# Input data
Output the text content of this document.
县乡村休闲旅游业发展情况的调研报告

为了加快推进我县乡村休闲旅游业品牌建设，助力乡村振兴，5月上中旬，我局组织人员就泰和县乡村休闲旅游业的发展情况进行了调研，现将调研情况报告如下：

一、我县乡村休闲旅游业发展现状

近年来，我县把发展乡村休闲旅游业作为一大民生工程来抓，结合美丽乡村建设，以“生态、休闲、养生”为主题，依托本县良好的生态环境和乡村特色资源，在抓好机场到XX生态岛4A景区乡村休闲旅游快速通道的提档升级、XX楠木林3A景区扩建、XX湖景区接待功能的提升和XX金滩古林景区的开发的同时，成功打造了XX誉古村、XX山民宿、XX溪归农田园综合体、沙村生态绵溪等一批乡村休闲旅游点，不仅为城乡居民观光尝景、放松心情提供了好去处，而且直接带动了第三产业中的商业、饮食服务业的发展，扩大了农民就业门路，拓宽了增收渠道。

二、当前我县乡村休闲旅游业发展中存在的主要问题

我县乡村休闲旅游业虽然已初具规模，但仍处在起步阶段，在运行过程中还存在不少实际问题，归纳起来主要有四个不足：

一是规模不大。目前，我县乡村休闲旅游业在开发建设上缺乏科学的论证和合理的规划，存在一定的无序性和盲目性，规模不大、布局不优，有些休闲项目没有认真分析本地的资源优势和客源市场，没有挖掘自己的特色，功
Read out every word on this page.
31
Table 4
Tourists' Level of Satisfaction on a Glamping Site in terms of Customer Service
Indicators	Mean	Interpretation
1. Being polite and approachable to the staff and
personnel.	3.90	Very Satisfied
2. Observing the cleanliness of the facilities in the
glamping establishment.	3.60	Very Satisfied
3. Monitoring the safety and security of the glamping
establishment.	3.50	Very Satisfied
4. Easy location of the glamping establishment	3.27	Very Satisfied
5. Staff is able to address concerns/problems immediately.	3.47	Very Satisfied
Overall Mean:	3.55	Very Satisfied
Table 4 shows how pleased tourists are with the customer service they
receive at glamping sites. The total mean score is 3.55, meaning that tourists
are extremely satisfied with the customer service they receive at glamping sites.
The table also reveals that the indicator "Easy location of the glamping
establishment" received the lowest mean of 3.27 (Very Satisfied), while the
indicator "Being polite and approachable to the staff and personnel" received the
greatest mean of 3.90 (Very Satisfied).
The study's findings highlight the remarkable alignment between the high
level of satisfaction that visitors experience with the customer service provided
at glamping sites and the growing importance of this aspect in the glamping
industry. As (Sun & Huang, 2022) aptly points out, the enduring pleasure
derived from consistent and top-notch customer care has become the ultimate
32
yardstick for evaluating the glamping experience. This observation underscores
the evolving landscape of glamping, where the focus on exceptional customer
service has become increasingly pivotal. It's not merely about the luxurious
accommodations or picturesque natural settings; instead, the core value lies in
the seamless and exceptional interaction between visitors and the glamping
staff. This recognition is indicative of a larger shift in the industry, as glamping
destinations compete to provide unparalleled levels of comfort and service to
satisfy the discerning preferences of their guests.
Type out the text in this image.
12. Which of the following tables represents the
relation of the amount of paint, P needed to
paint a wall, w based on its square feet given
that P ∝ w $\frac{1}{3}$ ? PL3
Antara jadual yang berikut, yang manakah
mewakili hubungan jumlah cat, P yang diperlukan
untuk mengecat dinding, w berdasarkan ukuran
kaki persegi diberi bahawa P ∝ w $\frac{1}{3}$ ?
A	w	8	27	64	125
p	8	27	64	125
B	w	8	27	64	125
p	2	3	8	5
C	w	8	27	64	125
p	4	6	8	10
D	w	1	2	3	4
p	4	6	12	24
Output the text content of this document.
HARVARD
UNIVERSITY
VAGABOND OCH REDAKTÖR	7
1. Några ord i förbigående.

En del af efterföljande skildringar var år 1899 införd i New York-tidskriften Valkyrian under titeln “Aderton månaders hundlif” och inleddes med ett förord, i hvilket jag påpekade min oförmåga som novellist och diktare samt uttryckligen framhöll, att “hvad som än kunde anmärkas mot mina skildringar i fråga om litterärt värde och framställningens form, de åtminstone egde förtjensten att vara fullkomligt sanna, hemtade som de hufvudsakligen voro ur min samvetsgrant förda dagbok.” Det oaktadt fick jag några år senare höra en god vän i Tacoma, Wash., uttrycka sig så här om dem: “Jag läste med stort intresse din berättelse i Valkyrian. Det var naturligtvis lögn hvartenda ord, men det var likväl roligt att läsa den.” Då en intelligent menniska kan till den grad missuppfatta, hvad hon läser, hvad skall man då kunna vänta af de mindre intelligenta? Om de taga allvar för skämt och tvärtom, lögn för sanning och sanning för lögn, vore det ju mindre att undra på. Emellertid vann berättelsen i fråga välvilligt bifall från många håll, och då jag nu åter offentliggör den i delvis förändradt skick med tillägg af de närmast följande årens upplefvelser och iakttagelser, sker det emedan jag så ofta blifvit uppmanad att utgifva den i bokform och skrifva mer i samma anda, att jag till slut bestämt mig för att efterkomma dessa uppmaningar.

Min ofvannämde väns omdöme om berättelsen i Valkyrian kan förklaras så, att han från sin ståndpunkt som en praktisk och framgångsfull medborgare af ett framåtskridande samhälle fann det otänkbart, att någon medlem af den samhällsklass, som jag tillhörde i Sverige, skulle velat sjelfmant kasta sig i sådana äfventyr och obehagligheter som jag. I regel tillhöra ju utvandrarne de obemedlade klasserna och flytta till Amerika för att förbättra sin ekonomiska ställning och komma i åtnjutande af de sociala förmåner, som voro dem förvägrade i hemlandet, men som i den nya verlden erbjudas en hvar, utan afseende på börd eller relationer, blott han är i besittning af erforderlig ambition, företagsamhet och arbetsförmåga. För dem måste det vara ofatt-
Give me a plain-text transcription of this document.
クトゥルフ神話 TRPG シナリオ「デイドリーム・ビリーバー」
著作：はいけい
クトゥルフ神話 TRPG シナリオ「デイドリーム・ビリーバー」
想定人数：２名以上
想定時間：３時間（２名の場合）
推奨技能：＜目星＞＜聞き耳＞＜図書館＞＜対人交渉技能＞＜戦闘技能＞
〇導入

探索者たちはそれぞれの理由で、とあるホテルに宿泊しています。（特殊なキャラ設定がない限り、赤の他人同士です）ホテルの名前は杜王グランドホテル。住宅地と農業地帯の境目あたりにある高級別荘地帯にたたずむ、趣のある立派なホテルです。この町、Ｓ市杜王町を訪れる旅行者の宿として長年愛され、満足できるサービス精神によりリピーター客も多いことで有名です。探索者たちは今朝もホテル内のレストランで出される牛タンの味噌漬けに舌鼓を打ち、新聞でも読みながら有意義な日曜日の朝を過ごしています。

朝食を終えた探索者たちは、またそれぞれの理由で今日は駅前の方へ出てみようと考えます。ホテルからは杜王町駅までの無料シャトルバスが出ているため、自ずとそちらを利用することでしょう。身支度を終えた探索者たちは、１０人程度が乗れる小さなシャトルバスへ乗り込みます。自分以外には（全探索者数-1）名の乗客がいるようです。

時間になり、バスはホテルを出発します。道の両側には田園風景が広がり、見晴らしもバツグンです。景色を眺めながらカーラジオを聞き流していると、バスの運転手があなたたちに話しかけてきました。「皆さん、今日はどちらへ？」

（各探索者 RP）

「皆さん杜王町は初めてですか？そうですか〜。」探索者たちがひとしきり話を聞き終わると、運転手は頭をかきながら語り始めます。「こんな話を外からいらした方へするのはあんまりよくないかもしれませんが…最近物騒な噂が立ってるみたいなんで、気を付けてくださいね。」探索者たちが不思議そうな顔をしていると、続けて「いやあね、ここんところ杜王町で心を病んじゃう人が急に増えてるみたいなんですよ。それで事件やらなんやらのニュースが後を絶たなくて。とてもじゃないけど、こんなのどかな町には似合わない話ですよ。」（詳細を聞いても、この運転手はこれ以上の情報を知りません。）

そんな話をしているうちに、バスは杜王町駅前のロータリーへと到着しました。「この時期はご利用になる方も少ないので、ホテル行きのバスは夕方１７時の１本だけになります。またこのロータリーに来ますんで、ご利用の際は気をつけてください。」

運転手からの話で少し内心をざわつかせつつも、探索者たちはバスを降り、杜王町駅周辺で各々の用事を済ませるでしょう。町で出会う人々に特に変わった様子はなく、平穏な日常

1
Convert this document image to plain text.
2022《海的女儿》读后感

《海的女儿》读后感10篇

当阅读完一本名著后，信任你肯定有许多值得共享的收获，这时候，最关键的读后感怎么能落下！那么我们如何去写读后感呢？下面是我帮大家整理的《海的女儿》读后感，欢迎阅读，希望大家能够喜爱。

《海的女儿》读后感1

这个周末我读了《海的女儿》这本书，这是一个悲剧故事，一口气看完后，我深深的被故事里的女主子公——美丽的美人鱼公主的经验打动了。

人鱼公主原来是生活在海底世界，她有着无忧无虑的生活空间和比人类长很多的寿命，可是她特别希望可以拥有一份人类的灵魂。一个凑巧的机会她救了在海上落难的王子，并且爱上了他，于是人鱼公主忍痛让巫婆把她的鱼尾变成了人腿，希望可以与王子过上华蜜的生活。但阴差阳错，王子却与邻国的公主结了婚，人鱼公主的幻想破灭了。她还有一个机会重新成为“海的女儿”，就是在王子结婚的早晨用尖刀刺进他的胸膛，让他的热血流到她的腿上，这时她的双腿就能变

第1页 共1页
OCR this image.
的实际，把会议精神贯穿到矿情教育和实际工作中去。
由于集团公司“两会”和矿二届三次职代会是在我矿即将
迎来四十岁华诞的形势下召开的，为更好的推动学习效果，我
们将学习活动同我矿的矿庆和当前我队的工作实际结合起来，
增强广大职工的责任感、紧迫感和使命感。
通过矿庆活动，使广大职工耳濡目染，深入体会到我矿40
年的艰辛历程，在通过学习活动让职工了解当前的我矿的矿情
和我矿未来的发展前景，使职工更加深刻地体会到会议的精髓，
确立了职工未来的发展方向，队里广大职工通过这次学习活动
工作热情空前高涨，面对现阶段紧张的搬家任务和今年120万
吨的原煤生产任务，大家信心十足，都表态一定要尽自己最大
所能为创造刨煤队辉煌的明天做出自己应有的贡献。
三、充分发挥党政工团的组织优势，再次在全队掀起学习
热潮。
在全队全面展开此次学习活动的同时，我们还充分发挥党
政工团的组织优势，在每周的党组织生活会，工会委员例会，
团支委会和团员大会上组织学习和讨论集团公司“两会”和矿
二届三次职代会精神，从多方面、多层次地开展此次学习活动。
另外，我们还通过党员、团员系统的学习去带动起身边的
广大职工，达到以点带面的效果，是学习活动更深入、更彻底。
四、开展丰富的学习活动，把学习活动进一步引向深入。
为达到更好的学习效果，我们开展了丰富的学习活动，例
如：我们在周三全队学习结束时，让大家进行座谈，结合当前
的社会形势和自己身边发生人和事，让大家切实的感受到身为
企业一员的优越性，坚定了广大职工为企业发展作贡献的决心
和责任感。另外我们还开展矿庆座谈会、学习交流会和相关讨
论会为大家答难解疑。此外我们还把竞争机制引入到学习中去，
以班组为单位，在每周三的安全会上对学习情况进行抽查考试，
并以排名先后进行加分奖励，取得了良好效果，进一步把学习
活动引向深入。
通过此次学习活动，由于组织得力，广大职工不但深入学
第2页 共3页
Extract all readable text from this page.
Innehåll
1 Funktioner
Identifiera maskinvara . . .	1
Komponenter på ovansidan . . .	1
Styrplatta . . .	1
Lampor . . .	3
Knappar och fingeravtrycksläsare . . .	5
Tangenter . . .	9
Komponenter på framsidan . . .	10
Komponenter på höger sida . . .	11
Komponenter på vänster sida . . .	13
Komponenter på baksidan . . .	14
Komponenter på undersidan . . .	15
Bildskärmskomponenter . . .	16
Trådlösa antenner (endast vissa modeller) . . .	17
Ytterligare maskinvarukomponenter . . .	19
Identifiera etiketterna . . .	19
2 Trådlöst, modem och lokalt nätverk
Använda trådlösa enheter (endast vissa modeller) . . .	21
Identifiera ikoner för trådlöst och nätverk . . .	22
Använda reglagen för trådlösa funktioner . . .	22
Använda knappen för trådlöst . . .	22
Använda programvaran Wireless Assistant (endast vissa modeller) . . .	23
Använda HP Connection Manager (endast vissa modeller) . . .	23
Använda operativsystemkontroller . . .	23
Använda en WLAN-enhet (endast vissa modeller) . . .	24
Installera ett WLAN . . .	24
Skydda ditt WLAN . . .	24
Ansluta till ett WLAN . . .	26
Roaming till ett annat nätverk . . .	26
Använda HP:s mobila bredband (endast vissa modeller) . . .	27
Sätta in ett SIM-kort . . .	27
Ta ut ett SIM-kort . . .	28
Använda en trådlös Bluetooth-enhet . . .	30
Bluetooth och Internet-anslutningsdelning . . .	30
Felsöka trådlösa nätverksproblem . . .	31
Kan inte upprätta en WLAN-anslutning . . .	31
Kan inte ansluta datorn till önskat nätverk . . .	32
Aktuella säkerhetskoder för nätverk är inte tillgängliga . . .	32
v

# Exercise task
Look through the entries and return every line where "Identifiera" appears.

# Output of the exercise
Identifiera maskinvara . . .	1
Identifiera etiketterna . . .	19
Identifiera ikoner för trådlöst och nätverk . . .	22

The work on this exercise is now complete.